* [Set task]:
Set out every line bearing the string "comment".

* [Stored rows]:
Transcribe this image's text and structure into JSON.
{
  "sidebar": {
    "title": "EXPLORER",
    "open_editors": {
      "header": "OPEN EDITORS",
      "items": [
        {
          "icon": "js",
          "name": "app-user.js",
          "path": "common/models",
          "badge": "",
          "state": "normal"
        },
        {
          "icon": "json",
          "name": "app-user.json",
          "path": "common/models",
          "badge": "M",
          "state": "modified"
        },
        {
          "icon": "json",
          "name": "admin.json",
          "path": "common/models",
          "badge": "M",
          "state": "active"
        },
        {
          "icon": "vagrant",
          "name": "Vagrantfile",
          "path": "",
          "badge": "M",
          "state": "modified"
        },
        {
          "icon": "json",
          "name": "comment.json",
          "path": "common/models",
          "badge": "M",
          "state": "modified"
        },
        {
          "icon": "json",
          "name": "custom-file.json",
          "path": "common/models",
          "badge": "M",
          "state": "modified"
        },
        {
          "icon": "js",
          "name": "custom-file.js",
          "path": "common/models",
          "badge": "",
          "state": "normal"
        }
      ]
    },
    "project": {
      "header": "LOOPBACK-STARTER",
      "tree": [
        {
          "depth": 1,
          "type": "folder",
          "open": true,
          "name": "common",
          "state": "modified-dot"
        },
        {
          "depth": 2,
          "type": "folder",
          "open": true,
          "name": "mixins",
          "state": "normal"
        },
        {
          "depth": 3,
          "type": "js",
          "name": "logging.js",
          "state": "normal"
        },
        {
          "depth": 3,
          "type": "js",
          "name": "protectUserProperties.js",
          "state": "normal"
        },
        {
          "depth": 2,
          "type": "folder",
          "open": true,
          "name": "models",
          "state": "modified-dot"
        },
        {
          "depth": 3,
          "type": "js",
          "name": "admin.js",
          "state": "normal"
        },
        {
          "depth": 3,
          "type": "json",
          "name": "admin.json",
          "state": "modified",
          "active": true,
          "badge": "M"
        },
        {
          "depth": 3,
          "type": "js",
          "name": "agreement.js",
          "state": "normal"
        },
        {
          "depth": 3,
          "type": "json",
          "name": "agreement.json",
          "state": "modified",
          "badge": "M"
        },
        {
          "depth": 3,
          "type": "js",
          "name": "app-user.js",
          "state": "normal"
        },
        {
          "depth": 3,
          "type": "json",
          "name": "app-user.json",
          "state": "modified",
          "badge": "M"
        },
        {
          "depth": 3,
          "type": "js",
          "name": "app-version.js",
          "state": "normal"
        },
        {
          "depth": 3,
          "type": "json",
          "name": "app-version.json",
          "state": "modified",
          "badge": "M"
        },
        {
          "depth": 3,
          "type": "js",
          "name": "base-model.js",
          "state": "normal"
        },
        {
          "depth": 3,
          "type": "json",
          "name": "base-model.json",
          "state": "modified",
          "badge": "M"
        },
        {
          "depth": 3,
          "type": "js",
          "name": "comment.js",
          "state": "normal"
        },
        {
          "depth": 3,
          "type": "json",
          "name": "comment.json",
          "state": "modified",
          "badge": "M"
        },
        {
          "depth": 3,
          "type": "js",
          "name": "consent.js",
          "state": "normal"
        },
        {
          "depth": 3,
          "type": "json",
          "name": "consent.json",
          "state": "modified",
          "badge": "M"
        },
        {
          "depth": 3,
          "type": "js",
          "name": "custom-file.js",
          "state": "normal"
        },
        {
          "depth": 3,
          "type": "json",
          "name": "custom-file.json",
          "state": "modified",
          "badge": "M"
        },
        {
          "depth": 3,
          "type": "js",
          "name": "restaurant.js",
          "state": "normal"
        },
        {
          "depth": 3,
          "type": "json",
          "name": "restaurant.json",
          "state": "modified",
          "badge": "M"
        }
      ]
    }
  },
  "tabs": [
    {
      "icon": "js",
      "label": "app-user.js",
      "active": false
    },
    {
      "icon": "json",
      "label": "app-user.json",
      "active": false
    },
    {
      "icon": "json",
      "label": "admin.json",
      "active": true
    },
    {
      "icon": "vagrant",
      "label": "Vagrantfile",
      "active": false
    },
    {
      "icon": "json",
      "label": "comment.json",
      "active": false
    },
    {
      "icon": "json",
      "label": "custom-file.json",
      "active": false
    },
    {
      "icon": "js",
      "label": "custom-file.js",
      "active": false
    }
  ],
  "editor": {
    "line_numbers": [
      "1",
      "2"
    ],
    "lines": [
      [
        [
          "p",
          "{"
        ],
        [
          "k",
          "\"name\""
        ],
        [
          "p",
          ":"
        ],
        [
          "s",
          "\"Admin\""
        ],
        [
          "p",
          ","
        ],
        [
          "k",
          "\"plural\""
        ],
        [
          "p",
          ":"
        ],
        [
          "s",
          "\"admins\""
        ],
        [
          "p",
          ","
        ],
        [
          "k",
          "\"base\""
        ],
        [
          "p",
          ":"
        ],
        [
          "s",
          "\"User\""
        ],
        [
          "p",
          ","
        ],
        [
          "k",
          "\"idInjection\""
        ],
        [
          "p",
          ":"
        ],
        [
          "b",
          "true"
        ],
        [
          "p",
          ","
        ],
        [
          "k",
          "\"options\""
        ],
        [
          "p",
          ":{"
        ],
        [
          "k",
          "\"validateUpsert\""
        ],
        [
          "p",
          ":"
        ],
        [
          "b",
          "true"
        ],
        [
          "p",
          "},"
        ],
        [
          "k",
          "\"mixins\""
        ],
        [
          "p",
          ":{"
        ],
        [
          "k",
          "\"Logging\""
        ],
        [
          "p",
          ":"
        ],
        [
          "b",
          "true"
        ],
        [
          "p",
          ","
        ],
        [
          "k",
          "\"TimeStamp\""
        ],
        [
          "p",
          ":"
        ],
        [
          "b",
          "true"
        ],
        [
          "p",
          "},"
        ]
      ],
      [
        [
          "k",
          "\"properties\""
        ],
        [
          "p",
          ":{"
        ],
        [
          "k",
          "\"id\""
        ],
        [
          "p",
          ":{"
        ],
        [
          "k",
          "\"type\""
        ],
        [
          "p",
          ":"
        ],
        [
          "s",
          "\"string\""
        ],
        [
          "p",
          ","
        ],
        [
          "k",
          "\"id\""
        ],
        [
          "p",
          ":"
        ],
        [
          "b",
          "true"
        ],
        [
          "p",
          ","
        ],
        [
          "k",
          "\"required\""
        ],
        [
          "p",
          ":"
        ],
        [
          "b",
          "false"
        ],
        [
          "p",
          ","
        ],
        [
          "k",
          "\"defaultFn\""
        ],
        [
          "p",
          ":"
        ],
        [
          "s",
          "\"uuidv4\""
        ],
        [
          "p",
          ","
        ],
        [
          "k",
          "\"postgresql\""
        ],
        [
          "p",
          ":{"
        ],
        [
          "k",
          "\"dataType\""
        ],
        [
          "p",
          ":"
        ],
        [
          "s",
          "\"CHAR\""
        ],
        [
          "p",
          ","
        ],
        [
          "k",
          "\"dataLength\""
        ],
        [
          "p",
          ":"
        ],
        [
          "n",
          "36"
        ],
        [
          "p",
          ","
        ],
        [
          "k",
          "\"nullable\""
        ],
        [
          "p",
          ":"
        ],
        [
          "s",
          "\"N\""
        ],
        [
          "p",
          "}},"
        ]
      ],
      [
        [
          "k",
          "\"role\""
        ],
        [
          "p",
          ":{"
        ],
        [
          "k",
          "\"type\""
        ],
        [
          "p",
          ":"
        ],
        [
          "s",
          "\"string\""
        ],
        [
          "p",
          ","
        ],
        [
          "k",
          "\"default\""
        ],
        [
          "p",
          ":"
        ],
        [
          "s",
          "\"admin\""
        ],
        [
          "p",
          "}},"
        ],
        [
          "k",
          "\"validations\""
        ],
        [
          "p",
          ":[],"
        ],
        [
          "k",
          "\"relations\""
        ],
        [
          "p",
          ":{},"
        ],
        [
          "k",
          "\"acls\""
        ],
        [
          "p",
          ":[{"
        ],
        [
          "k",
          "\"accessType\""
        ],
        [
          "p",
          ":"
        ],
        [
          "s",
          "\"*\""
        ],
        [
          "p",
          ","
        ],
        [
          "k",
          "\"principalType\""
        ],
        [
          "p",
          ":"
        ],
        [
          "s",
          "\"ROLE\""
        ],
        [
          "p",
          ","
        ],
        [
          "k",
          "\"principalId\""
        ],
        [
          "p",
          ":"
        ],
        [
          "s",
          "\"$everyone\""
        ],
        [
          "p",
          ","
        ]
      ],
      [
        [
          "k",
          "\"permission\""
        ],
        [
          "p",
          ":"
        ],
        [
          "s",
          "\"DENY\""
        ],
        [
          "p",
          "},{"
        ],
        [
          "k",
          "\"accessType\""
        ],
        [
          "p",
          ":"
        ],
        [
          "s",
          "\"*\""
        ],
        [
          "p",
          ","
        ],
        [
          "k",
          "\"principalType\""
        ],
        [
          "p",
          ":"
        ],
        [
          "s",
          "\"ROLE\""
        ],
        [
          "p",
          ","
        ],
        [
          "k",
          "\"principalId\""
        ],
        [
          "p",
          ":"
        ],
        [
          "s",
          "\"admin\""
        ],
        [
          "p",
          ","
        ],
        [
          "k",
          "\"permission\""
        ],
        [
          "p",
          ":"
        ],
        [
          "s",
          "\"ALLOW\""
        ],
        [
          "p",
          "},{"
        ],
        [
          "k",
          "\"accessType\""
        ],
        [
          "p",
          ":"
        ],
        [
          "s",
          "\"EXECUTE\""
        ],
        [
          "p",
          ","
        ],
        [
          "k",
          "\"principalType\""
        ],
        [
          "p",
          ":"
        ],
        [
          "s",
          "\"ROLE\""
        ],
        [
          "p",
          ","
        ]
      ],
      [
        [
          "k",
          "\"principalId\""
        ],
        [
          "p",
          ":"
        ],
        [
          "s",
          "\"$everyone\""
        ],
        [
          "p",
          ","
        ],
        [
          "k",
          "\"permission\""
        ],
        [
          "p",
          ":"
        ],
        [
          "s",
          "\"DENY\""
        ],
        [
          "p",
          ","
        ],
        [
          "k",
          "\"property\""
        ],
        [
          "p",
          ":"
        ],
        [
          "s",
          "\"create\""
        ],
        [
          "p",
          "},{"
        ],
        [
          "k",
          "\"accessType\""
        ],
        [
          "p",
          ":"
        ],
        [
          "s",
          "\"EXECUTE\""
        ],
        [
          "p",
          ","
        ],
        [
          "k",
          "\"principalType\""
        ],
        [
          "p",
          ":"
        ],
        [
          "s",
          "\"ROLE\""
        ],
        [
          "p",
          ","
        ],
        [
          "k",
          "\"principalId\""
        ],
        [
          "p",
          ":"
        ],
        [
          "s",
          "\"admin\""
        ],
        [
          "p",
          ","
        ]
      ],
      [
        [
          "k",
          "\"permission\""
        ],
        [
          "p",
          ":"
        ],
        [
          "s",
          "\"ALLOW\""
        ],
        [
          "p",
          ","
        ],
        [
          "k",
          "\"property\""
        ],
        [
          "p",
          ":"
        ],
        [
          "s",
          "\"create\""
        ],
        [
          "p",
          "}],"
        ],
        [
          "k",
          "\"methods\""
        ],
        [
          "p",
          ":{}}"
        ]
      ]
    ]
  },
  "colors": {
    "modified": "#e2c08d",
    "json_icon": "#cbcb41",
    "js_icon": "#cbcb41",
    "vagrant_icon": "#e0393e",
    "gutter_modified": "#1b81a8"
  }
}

* [Result for this exercise]:
          "name": "comment.json",
          "name": "comment.js",
          "name": "comment.json",
      "label": "comment.json",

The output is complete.